### Text block

In polar coordinates we adopt the convention that $$r$$ can be negative, by defining $$(-r,\theta) = (r,\theta + 180^\circ)$$ for any angle $$\theta$$. That is, the ray $$\overrightarrow{OP}$$ is drawn in the opposite direction from the angle $$\theta$$, as in Figure 6.4.3. When $$r=0$$, the point $$(r,\theta) = (0,\theta)$$ is the origin $$O$$, regardless of the value of $$\theta$$.

### What you need to do
1. Print the passage on polar coordinates word for word, starting at "In polar coordinates" and ending at "value of $$\theta$$.".
2. Please output the lines of the listing starting at the one containing "ticks-layer: 0 25,000" and ending at the one containing "legend-label-wind-direction: wind direction: [256, 63, 390, 85]", unchanged and with both included.
The passage on polar coordinates and the listing that follows it come from unrelated sources.

(Recorded data)

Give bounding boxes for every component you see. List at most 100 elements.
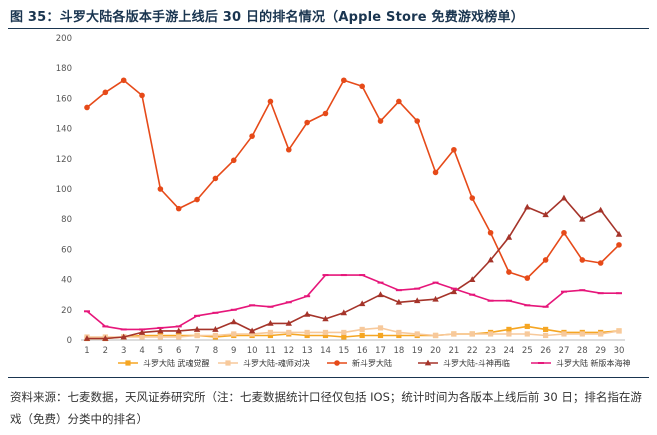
legend-label: 新斗罗大陆 bbox=[352, 358, 392, 368]
data-point bbox=[506, 269, 512, 275]
data-point bbox=[377, 325, 384, 331]
x-tick-label: 6 bbox=[176, 346, 181, 356]
y-tick-label: 20 bbox=[61, 306, 72, 316]
data-point bbox=[249, 304, 256, 307]
data-point bbox=[212, 332, 219, 339]
data-point bbox=[194, 314, 201, 317]
data-point bbox=[157, 327, 164, 334]
data-point bbox=[267, 332, 274, 339]
data-point bbox=[450, 288, 458, 295]
data-point bbox=[285, 319, 292, 326]
data-point bbox=[597, 260, 604, 266]
y-tick-label: 0 bbox=[67, 336, 72, 346]
y-tick-label: 200 bbox=[56, 34, 72, 44]
data-point bbox=[102, 89, 109, 96]
data-point bbox=[84, 310, 90, 313]
data-point bbox=[322, 315, 329, 322]
data-point bbox=[543, 326, 549, 333]
legend-label: 斗罗大陆-斗神再临 bbox=[443, 358, 510, 368]
data-point bbox=[267, 98, 274, 105]
data-point bbox=[432, 169, 439, 176]
data-point bbox=[615, 230, 623, 237]
data-point bbox=[102, 335, 109, 341]
data-point bbox=[506, 331, 512, 337]
data-point bbox=[194, 332, 200, 339]
data-point bbox=[231, 331, 237, 337]
x-tick-label: 12 bbox=[283, 346, 294, 356]
data-point bbox=[340, 309, 348, 316]
data-point bbox=[469, 276, 476, 282]
x-tick-label: 7 bbox=[194, 346, 199, 356]
data-point bbox=[505, 299, 512, 302]
data-point bbox=[414, 287, 421, 290]
data-point bbox=[139, 334, 145, 340]
data-point bbox=[598, 331, 604, 337]
y-tick-label: 80 bbox=[61, 215, 72, 225]
x-tick-label: 21 bbox=[448, 346, 459, 356]
series-group bbox=[84, 323, 622, 342]
data-point bbox=[212, 175, 219, 182]
data-point bbox=[579, 331, 585, 337]
data-point bbox=[303, 310, 311, 317]
data-point bbox=[230, 157, 237, 164]
data-point bbox=[157, 326, 164, 329]
data-point bbox=[377, 332, 384, 339]
data-point bbox=[487, 229, 494, 236]
data-point bbox=[524, 304, 531, 307]
series-line bbox=[87, 327, 620, 338]
x-tick-label: 1 bbox=[84, 346, 89, 356]
data-point bbox=[175, 325, 182, 328]
data-point bbox=[249, 133, 255, 139]
data-point bbox=[424, 359, 432, 366]
chart-legend: 斗罗大陆 武魂觉醒 斗罗大陆-魂师对决 新斗罗大陆 斗罗大陆-斗神再临 斗罗大陆 新版本… bbox=[118, 358, 631, 368]
x-tick-label: 3 bbox=[121, 346, 126, 356]
data-point bbox=[230, 308, 237, 311]
legend-label: 斗罗大陆-魂师对决 bbox=[243, 358, 310, 368]
data-point bbox=[506, 326, 512, 333]
data-point bbox=[138, 329, 146, 335]
data-point bbox=[249, 331, 255, 337]
data-point bbox=[560, 194, 568, 201]
data-point bbox=[560, 290, 567, 293]
data-point bbox=[322, 329, 329, 336]
data-point bbox=[267, 305, 274, 308]
y-tick-label: 180 bbox=[56, 64, 72, 74]
data-point bbox=[450, 287, 457, 290]
data-point bbox=[304, 295, 311, 298]
data-point bbox=[538, 362, 544, 364]
data-point bbox=[359, 274, 366, 277]
data-point bbox=[395, 298, 403, 305]
data-point bbox=[432, 281, 439, 284]
data-point bbox=[616, 292, 622, 295]
data-point bbox=[561, 331, 567, 337]
x-tick-label: 8 bbox=[213, 346, 218, 356]
data-point bbox=[322, 332, 329, 339]
data-point bbox=[543, 332, 549, 339]
x-tick-label: 18 bbox=[393, 346, 404, 356]
legend-item: 斗罗大陆 新版本海神 bbox=[531, 358, 631, 368]
series-group bbox=[83, 194, 623, 341]
data-point bbox=[377, 291, 384, 298]
x-tick-label: 16 bbox=[357, 346, 368, 356]
legend-item: 斗罗大陆-魂师对决 bbox=[218, 358, 310, 368]
data-point bbox=[414, 118, 421, 124]
data-point bbox=[505, 233, 513, 240]
data-point bbox=[487, 299, 494, 302]
data-point bbox=[359, 326, 365, 333]
data-point bbox=[304, 332, 310, 339]
data-point bbox=[524, 323, 530, 330]
data-point bbox=[579, 289, 586, 292]
data-point bbox=[120, 77, 127, 84]
x-tick-label: 10 bbox=[247, 346, 258, 356]
chart-series bbox=[83, 77, 623, 342]
data-point bbox=[176, 334, 182, 340]
data-point bbox=[597, 292, 604, 295]
data-point bbox=[487, 331, 494, 337]
x-tick-label: 28 bbox=[577, 346, 588, 356]
data-point bbox=[542, 257, 549, 263]
series-group bbox=[84, 77, 622, 281]
x-tick-label: 30 bbox=[614, 346, 625, 356]
data-point bbox=[524, 203, 531, 210]
x-tick-label: 29 bbox=[595, 346, 606, 356]
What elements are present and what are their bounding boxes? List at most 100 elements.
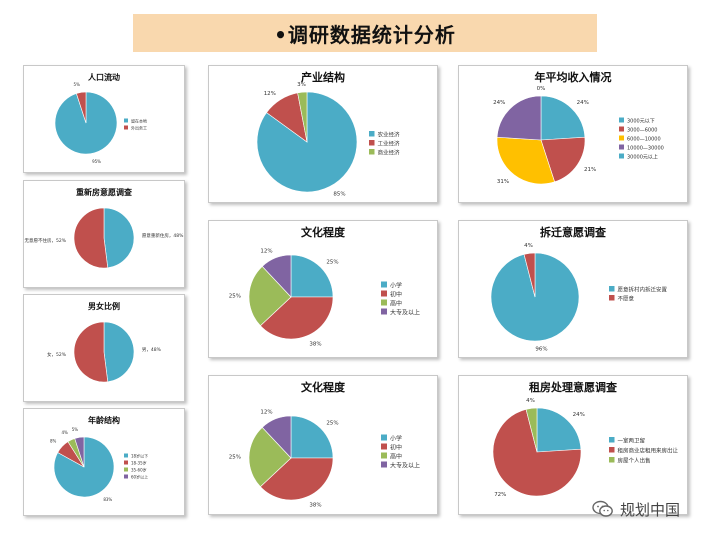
legend-swatch [609,457,615,463]
slice-value-label: 25% [229,454,241,460]
slice-value-label: 95% [92,159,101,164]
legend-swatch [381,290,387,297]
pie-slice [496,136,555,185]
pie-slice [525,407,538,453]
slice-value-label: 4% [61,430,68,435]
chart-title: 文化程度 [301,380,346,394]
watermark: 规划中国 [592,496,704,522]
chart-title: 人口流动 [88,72,120,82]
pie-slice [259,296,334,340]
legend-swatch [619,117,624,123]
legend-swatch [124,474,128,479]
chart-title: 年平均收入情况 [535,70,612,84]
chart-title: 拆迁意愿调查 [540,225,606,239]
legend-label: 外出务工 [131,125,147,131]
legend-label: 10000—30000 [627,146,664,152]
legend-swatch [381,452,387,459]
pie-slice [297,91,308,143]
pie-slice [248,426,292,488]
legend-label: 高中 [390,453,402,461]
legend-swatch [619,135,624,141]
legend-label: 愿意拆村内拆迁安置 [618,286,668,294]
legend-swatch [369,140,375,146]
slice-value-label: 38% [309,341,321,347]
slice-value-label: 12% [264,91,276,97]
chart-panel-education-1: 文化程度 25% 38% 25% 12% 小学 初中 高中 大专及以上 [208,220,438,358]
legend-label: 留在本地 [131,118,147,124]
slide-title-bar: •调研数据统计分析 [133,14,597,52]
chart-title: 文化程度 [301,225,346,239]
chart-panel-rental-disposal: 租房处理意愿调查 24% 72% 4% 一室两卫留 租房商业店租用来房出让 房屋个人出售 [458,375,688,515]
slice-value-label: 4% [526,398,535,404]
legend-swatch [609,447,615,453]
legend-swatch [124,118,128,123]
legend-swatch [381,281,387,288]
pie-slice [261,254,292,298]
slice-value-label: 25% [229,293,241,299]
chart-panel-rebuild-willingness: 重新房意愿调查 愿意重新住房，48% 无意愿不住房，52% [23,180,185,288]
slice-value-label: 0% [537,86,546,92]
legend-label: 小学 [390,435,402,443]
slice-value-label: 31% [497,179,509,185]
slice-value-label: 男，48% [142,347,162,353]
legend-label: 高中 [390,300,402,308]
slice-value-label: 5% [74,82,81,87]
pie-slice [261,415,292,459]
legend-label: 30000元以上 [627,154,658,161]
legend-swatch [619,153,624,159]
slice-value-label: 25% [326,259,338,265]
chart-panel-gender-ratio: 男女比例男，48% 女，52% [23,294,185,402]
legend-label: 60岁以上 [131,474,148,480]
slice-value-label: 24% [573,412,585,418]
pie-slice [523,252,536,298]
legend-swatch [381,308,387,315]
chart-annual-income: 年平均收入情况 24% 21% 31% 24% 0% 3000元以下 3000—6000 600… [493,70,664,185]
pie-slice [76,91,87,124]
chart-panel-annual-income: 年平均收入情况 24% 21% 31% 24% 0% 3000元以下 3000—6000 600… [458,65,688,203]
legend-label: 大专及以上 [390,462,420,470]
slide-title: •调研数据统计分析 [274,22,456,47]
legend-label: 6000—10000 [627,137,661,143]
slice-value-label: 12% [260,409,272,415]
wechat-icon [592,500,613,517]
pie-slice [492,409,582,497]
legend-swatch [369,149,375,155]
pie-slice [259,457,334,501]
legend-swatch [609,437,615,443]
pie-slice [290,254,334,298]
legend-label: 3000—6000 [627,128,657,134]
watermark-text: 规划中国 [620,500,681,519]
legend-swatch [124,453,128,458]
slice-value-label: 愿意重新住房，48% [142,232,184,239]
slice-value-label: 3% [297,82,306,88]
pie-slice [536,407,582,453]
legend-label: 工业经济 [378,140,401,148]
chart-panel-demolition-willingness: 拆迁意愿调查 96% 4% 愿意拆村内拆迁安置 不愿意 [458,220,688,358]
slice-value-label: 85% [333,192,345,198]
slice-value-label: 5% [72,427,79,432]
slice-value-label: 38% [309,502,321,508]
pie-slice [103,207,135,269]
pie-slice [74,436,85,468]
legend-label: 一室两卫留 [618,437,646,445]
pie-slice [496,95,542,141]
legend-label: 租房商业店租用来房出让 [618,447,679,455]
slice-value-label: 女，52% [47,351,67,358]
legend-swatch [381,299,387,306]
legend-label: 18岁以下 [131,453,148,459]
slice-value-label: 8% [50,438,57,443]
slice-value-label: 21% [584,167,596,173]
chart-title: 男女比例 [88,301,120,311]
pie-slice [540,136,586,183]
slice-value-label: 24% [577,100,589,106]
pie-slice [248,265,292,327]
chart-panel-population-flow: 人口流动 95% 5% 留在本地 外出务工 [23,65,185,173]
legend-label: 初中 [390,291,402,299]
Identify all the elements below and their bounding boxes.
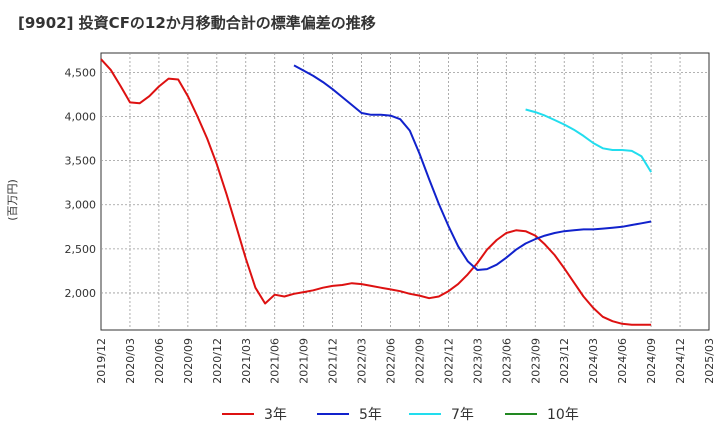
series-3y-line [100, 58, 652, 326]
legend-label: 5年 [359, 407, 382, 423]
x-tick-label: 2022/06 [385, 338, 398, 384]
x-tick-label: 2021/12 [327, 338, 340, 384]
x-tick-label: 2022/12 [442, 338, 455, 384]
legend-label: 10年 [547, 407, 579, 423]
x-tick-label: 2024/03 [587, 338, 600, 384]
x-tick-label: 2021/03 [240, 338, 253, 384]
x-tick-label: 2024/06 [616, 338, 629, 384]
x-tick-label: 2023/03 [471, 338, 484, 384]
x-tick-label: 2019/12 [95, 338, 108, 384]
x-tick-label: 2024/09 [645, 338, 658, 384]
x-tick-label: 2020/03 [124, 338, 137, 384]
x-tick-label: 2025/03 [703, 338, 716, 384]
series-7y-line [525, 108, 652, 173]
y-axis-label: (百万円) [6, 179, 19, 221]
legend-label: 3年 [264, 407, 287, 423]
y-tick-label: 3,000 [65, 199, 97, 212]
legend-label: 7年 [451, 407, 474, 423]
y-tick-label: 4,500 [65, 66, 97, 79]
x-tick-label: 2020/09 [182, 338, 195, 384]
x-tick-label: 2020/12 [211, 338, 224, 384]
y-tick-label: 2,000 [65, 287, 97, 300]
series-5y-line [293, 64, 652, 271]
x-tick-label: 2024/12 [674, 338, 687, 384]
x-tick-label: 2021/09 [298, 338, 311, 384]
plot-area [100, 52, 710, 331]
y-tick-label: 2,500 [65, 243, 97, 256]
x-tick-label: 2020/06 [153, 338, 166, 384]
x-tick-label: 2022/09 [413, 338, 426, 384]
y-tick-label: 4,000 [65, 111, 97, 124]
x-tick-label: 2023/12 [558, 338, 571, 384]
x-tick-label: 2023/09 [529, 338, 542, 384]
y-tick-label: 3,500 [65, 155, 97, 168]
x-tick-label: 2022/03 [356, 338, 369, 384]
x-tick-label: 2023/06 [500, 338, 513, 384]
chart-title: [9902] 投資CFの12か月移動合計の標準偏差の推移 [18, 14, 376, 32]
x-tick-label: 2021/06 [269, 338, 282, 384]
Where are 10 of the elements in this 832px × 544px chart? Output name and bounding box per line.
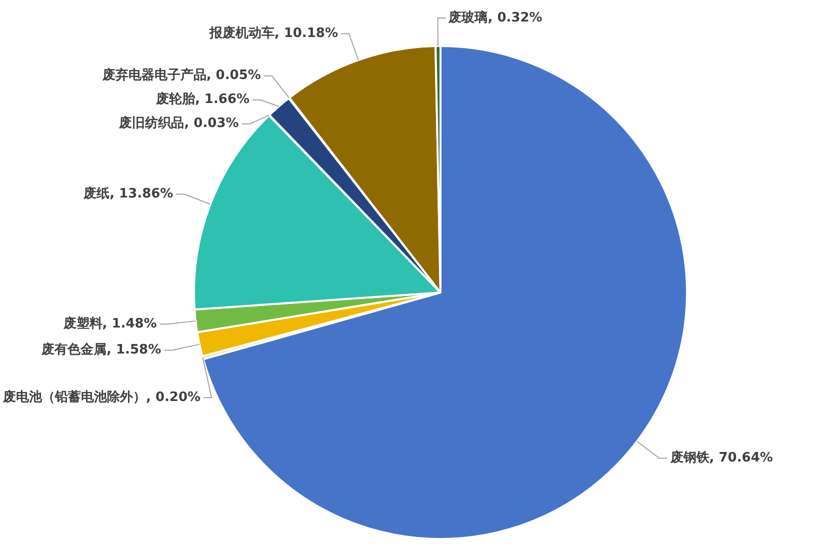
slice-label: 废弃电器电子产品, 0.05% [101, 67, 261, 84]
slice-label: 废纸, 13.86% [82, 186, 174, 202]
slice-label: 废塑料, 1.48% [62, 316, 157, 332]
slice-label: 废钢铁, 70.64% [669, 450, 773, 466]
slice-label: 报废机动车, 10.18% [208, 25, 338, 42]
slice-label: 废轮胎, 1.66% [154, 91, 250, 108]
slice-label: 废玻璃, 0.32% [448, 9, 542, 26]
slice-label: 废旧纺织品, 0.03% [118, 115, 239, 132]
slice-label: 废电池（铅蓄电池除外）, 0.20% [2, 389, 201, 406]
slice-label: 废有色金属, 1.58% [40, 342, 162, 358]
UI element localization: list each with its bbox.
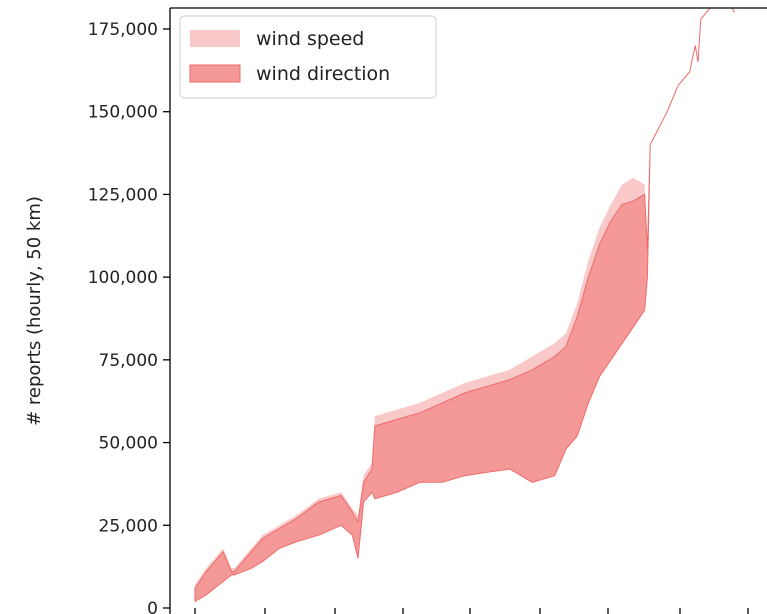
ticks-layer: 0 25,000 50,000 75,000 100,000 125,000 150,000…: [88, 20, 749, 614]
legend-swatch-wind-direction: [189, 64, 241, 83]
y-tick-label: 25,000: [99, 516, 158, 536]
legend-swatch-wind-speed: [190, 30, 240, 47]
y-tick-label: 100,000: [88, 268, 158, 288]
y-tick-label: 125,000: [88, 185, 158, 205]
series-layer: [194, 8, 735, 603]
legend: wind speed wind direction: [179, 15, 437, 99]
y-tick-label: 175,000: [88, 20, 158, 40]
y-axis-label: # reports (hourly, 50 km): [24, 196, 45, 426]
axes-layer: [169, 7, 767, 614]
y-tick-label: 0: [147, 599, 158, 614]
legend-box: [179, 15, 437, 99]
legend-label-wind-speed: wind speed: [256, 28, 364, 50]
legend-label-wind-direction: wind direction: [256, 63, 390, 85]
y-tick-label: 75,000: [99, 351, 158, 371]
series-band-wind-direction: [194, 8, 735, 603]
y-tick-label: 150,000: [88, 103, 158, 123]
y-tick-label: 50,000: [99, 434, 158, 454]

### Responses for each task
1.
In polar coordinates we adopt the convention that $$r$$ can be negative, by defining $$(-r,\theta) = (r,\theta + 180^\circ)$$ for any angle $$\theta$$. That is, the ray $$\overrightarrow{OP}$$ is drawn in the opposite direction from the angle $$\theta$$, as in Figure 6.4.3. When $$r=0$$, the point $$(r,\theta) = (0,\theta)$$ is the origin $$O$$, regardless of the value of $$\theta$$.

2.
ticks-layer: 0 25,000 50,000 75,000 100,000 125,000 150,000…: [88, 20, 749, 614]
legend-swatch-wind-direction: [189, 64, 241, 83]
y-tick-label: 25,000: [99, 516, 158, 536]
legend-swatch-wind-speed: [190, 30, 240, 47]
y-tick-label: 100,000: [88, 268, 158, 288]
y-tick-label: 125,000: [88, 185, 158, 205]
series-layer: [194, 8, 735, 603]
legend: wind speed wind direction: [179, 15, 437, 99]
y-tick-label: 175,000: [88, 20, 158, 40]
y-axis-label: # reports (hourly, 50 km): [24, 196, 45, 426]
axes-layer: [169, 7, 767, 614]
y-tick-label: 0: [147, 599, 158, 614]
legend-box: [179, 15, 437, 99]
legend-label-wind-speed: wind speed: [256, 28, 364, 50]
legend-label-wind-direction: wind direction: [256, 63, 390, 85]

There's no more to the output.